### Entries provided
* Start *

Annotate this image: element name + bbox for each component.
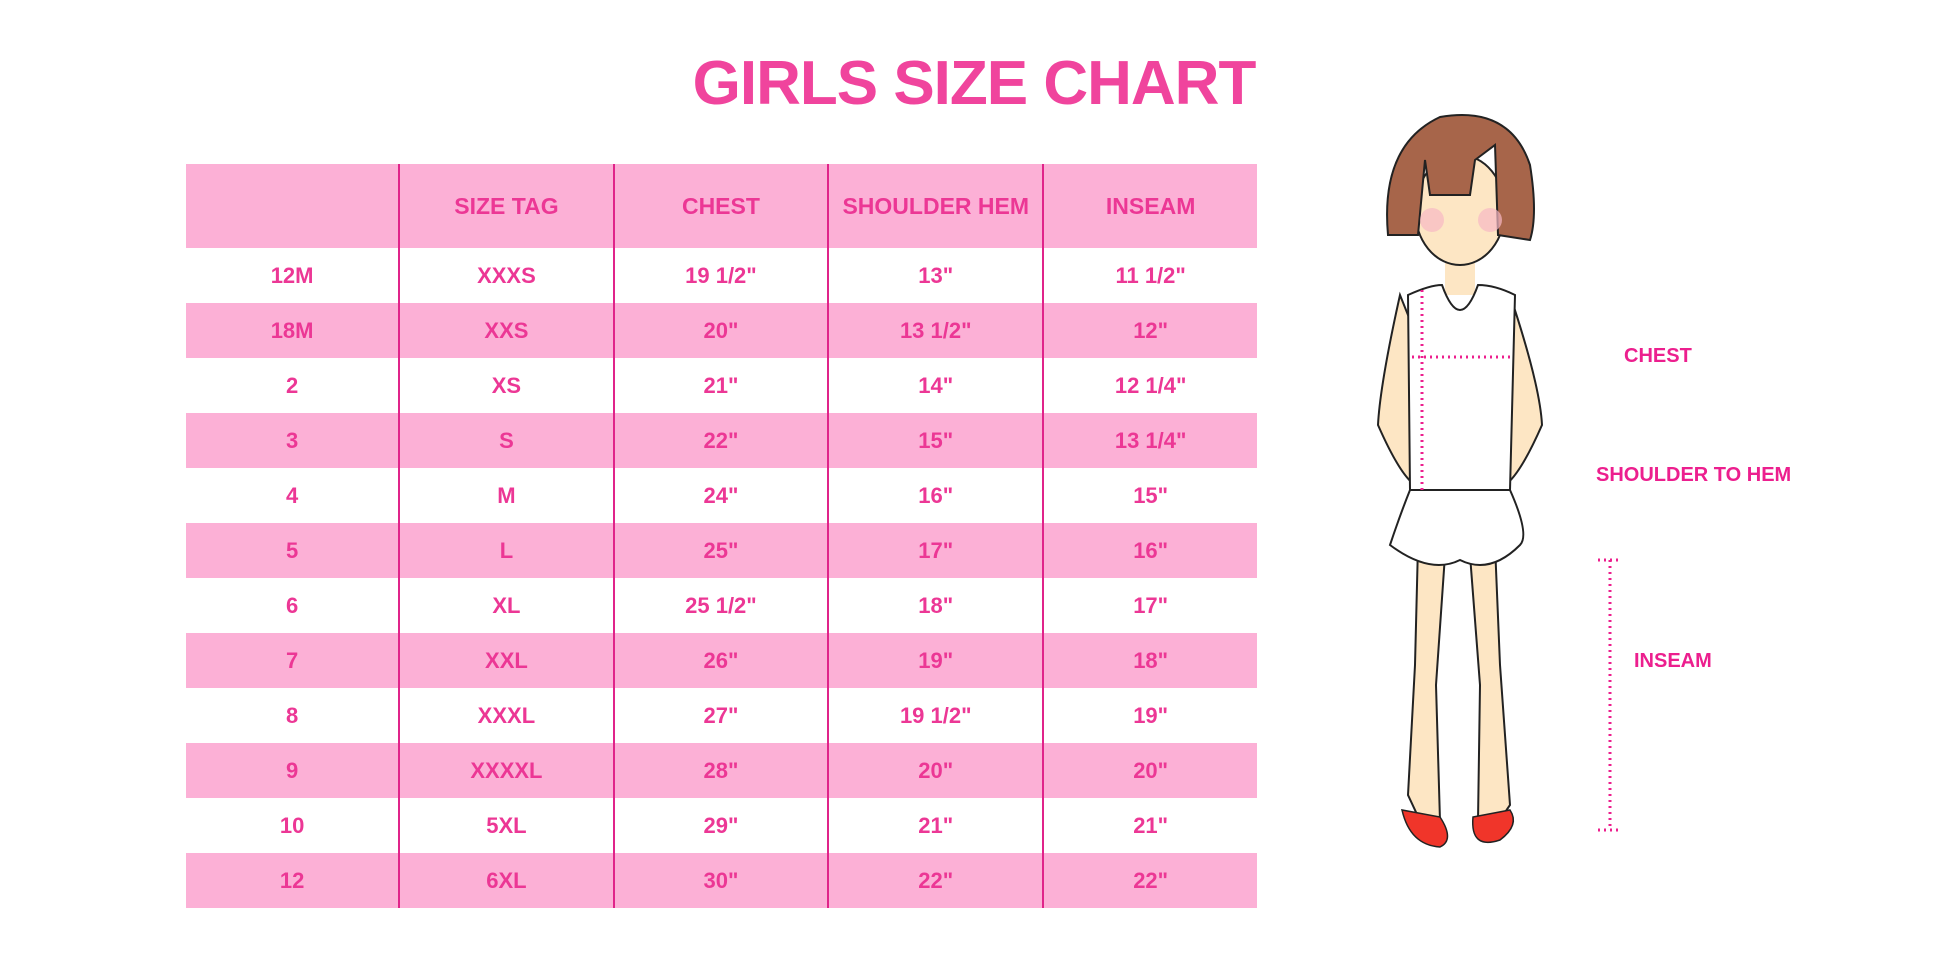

* End *
* Start *

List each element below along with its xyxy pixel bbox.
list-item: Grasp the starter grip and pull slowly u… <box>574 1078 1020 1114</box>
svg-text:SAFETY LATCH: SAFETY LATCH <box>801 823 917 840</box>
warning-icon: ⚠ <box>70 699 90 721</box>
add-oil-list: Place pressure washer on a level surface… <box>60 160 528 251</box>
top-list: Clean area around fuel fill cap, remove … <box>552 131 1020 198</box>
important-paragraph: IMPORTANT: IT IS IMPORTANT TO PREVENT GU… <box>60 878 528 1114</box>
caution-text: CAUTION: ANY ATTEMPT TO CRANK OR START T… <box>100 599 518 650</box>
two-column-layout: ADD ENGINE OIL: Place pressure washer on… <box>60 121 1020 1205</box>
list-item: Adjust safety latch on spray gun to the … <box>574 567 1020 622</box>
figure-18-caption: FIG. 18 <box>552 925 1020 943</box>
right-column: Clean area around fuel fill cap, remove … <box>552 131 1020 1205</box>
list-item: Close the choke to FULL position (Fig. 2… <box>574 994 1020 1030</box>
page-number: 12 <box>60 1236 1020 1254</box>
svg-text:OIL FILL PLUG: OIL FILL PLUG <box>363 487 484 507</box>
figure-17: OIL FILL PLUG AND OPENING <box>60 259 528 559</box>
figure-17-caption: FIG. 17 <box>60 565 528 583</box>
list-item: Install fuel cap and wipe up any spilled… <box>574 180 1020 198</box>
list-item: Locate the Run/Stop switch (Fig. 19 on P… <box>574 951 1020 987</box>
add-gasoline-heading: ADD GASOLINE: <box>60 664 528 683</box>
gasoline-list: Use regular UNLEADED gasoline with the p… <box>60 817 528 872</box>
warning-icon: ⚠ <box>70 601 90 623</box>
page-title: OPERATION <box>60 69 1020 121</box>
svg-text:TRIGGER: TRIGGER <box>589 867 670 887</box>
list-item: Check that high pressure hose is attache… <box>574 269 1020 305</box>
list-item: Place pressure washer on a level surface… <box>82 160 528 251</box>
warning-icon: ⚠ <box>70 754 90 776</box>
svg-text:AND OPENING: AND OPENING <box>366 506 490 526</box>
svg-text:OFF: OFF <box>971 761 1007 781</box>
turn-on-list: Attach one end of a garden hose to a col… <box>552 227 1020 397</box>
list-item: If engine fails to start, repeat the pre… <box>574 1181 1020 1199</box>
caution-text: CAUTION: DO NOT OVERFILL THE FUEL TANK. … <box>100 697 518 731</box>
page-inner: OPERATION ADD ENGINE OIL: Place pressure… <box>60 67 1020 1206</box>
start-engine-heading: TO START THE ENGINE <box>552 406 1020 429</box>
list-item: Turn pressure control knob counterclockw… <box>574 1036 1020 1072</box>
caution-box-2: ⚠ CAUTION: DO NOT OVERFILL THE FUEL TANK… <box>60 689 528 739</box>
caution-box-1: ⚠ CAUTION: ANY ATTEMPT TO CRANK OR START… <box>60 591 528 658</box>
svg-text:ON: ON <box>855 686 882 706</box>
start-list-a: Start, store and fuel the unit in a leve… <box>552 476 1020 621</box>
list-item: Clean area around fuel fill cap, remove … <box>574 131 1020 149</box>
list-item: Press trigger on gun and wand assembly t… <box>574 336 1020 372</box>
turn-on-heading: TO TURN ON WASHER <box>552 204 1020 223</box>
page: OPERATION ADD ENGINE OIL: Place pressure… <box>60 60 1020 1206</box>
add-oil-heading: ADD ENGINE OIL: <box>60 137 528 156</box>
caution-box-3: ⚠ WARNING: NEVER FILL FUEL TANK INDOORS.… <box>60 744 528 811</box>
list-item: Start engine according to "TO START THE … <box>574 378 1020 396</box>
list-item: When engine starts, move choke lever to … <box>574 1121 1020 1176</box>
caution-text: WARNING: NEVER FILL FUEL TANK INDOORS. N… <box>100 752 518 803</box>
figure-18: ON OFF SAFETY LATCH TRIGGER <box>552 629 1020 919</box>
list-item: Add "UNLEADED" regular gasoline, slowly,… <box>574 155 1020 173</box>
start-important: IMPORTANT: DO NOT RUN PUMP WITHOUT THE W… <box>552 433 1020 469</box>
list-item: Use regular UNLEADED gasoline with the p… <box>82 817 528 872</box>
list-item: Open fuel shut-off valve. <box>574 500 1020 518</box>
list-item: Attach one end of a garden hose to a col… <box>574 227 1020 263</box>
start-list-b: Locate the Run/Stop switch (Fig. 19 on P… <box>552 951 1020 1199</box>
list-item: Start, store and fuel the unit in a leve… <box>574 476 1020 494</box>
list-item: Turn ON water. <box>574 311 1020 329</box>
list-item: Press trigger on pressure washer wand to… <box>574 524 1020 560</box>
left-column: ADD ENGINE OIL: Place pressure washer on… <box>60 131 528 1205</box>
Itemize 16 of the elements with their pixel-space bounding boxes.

* End *

### Set task
Reproduce the stretch of items from the line containing "List each element" through the line containing "page-title: OPERATION <box>60", both included, without changing a character.

### Solved exercise
List each element below along with its xyxy pixel bbox.
list-item: Grasp the starter grip and pull slowly u… <box>574 1078 1020 1114</box>
svg-text:SAFETY LATCH: SAFETY LATCH <box>801 823 917 840</box>
warning-icon: ⚠ <box>70 699 90 721</box>
add-oil-list: Place pressure washer on a level surface… <box>60 160 528 251</box>
top-list: Clean area around fuel fill cap, remove … <box>552 131 1020 198</box>
important-paragraph: IMPORTANT: IT IS IMPORTANT TO PREVENT GU… <box>60 878 528 1114</box>
caution-text: CAUTION: ANY ATTEMPT TO CRANK OR START T… <box>100 599 518 650</box>
two-column-layout: ADD ENGINE OIL: Place pressure washer on… <box>60 121 1020 1205</box>
list-item: Adjust safety latch on spray gun to the … <box>574 567 1020 622</box>
figure-18-caption: FIG. 18 <box>552 925 1020 943</box>
right-column: Clean area around fuel fill cap, remove … <box>552 131 1020 1205</box>
list-item: Close the choke to FULL position (Fig. 2… <box>574 994 1020 1030</box>
page-number: 12 <box>60 1236 1020 1254</box>
svg-text:OIL FILL PLUG: OIL FILL PLUG <box>363 487 484 507</box>
figure-17: OIL FILL PLUG AND OPENING <box>60 259 528 559</box>
figure-17-caption: FIG. 17 <box>60 565 528 583</box>
list-item: Install fuel cap and wipe up any spilled… <box>574 180 1020 198</box>
list-item: Locate the Run/Stop switch (Fig. 19 on P… <box>574 951 1020 987</box>
add-gasoline-heading: ADD GASOLINE: <box>60 664 528 683</box>
gasoline-list: Use regular UNLEADED gasoline with the p… <box>60 817 528 872</box>
warning-icon: ⚠ <box>70 601 90 623</box>
page-title: OPERATION <box>60 69 1020 121</box>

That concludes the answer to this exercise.